Data ▸
#####

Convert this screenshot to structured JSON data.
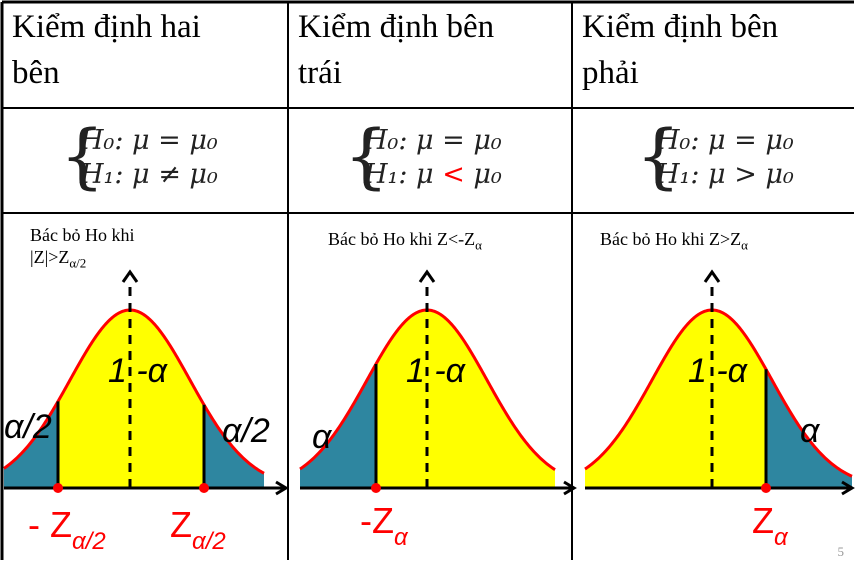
{
  "columns": [
    {
      "header": [
        "Kiểm định hai",
        "bên"
      ],
      "hypothesis": {
        "h0": "H₀: μ = μ₀",
        "h1_prefix": "H₁: μ ",
        "h1_op": "≠",
        "h1_suffix": " μ₀"
      },
      "rule": {
        "line1": "Bác bỏ Ho khi",
        "line2_text": "|Z|>Z",
        "line2_sub": "α/2"
      },
      "center_label": "1 -α",
      "left_tail_label": "α/2",
      "right_tail_label": "α/2",
      "crit_left": {
        "text": "- Z",
        "sub": "α/2"
      },
      "crit_right": {
        "text": "Z",
        "sub": "α/2"
      }
    },
    {
      "header": [
        "Kiểm định bên",
        "trái"
      ],
      "hypothesis": {
        "h0": "H₀: μ = μ₀",
        "h1_prefix": "H₁: μ ",
        "h1_op": "<",
        "h1_suffix": " μ₀"
      },
      "rule": {
        "text": "Bác bỏ Ho khi Z<-Z",
        "sub": "α"
      },
      "center_label": "1 -α",
      "tail_label": "α",
      "crit": {
        "text": "-Z",
        "sub": "α"
      }
    },
    {
      "header": [
        "Kiểm định bên",
        "phải"
      ],
      "hypothesis": {
        "h0": "H₀: μ = μ₀",
        "h1_prefix": "H₁: μ ",
        "h1_op": ">",
        "h1_suffix": " μ₀"
      },
      "rule": {
        "text": "Bác bỏ Ho khi Z>Z",
        "sub": "α"
      },
      "center_label": "1 -α",
      "tail_label": "α",
      "crit": {
        "text": "Z",
        "sub": "α"
      }
    }
  ],
  "page_number": "5",
  "colors": {
    "curve": "#ff0000",
    "fill": "#ffff00",
    "tail": "#2e86a0",
    "crit_point": "#ff0000",
    "axis": "#000000"
  }
}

#####

Task to carry out ▸
Repeat the material above in full and unchanged, minus its images.

Result below ▸
Convert this screenshot to structured JSON data.
{
  "columns": [
    {
      "header": [
        "Kiểm định hai",
        "bên"
      ],
      "hypothesis": {
        "h0": "H₀: μ = μ₀",
        "h1_prefix": "H₁: μ ",
        "h1_op": "≠",
        "h1_suffix": " μ₀"
      },
      "rule": {
        "line1": "Bác bỏ Ho khi",
        "line2_text": "|Z|>Z",
        "line2_sub": "α/2"
      },
      "center_label": "1 -α",
      "left_tail_label": "α/2",
      "right_tail_label": "α/2",
      "crit_left": {
        "text": "- Z",
        "sub": "α/2"
      },
      "crit_right": {
        "text": "Z",
        "sub": "α/2"
      }
    },
    {
      "header": [
        "Kiểm định bên",
        "trái"
      ],
      "hypothesis": {
        "h0": "H₀: μ = μ₀",
        "h1_prefix": "H₁: μ ",
        "h1_op": "<",
        "h1_suffix": " μ₀"
      },
      "rule": {
        "text": "Bác bỏ Ho khi Z<-Z",
        "sub": "α"
      },
      "center_label": "1 -α",
      "tail_label": "α",
      "crit": {
        "text": "-Z",
        "sub": "α"
      }
    },
    {
      "header": [
        "Kiểm định bên",
        "phải"
      ],
      "hypothesis": {
        "h0": "H₀: μ = μ₀",
        "h1_prefix": "H₁: μ ",
        "h1_op": ">",
        "h1_suffix": " μ₀"
      },
      "rule": {
        "text": "Bác bỏ Ho khi Z>Z",
        "sub": "α"
      },
      "center_label": "1 -α",
      "tail_label": "α",
      "crit": {
        "text": "Z",
        "sub": "α"
      }
    }
  ],
  "page_number": "5",
  "colors": {
    "curve": "#ff0000",
    "fill": "#ffff00",
    "tail": "#2e86a0",
    "crit_point": "#ff0000",
    "axis": "#000000"
  }
}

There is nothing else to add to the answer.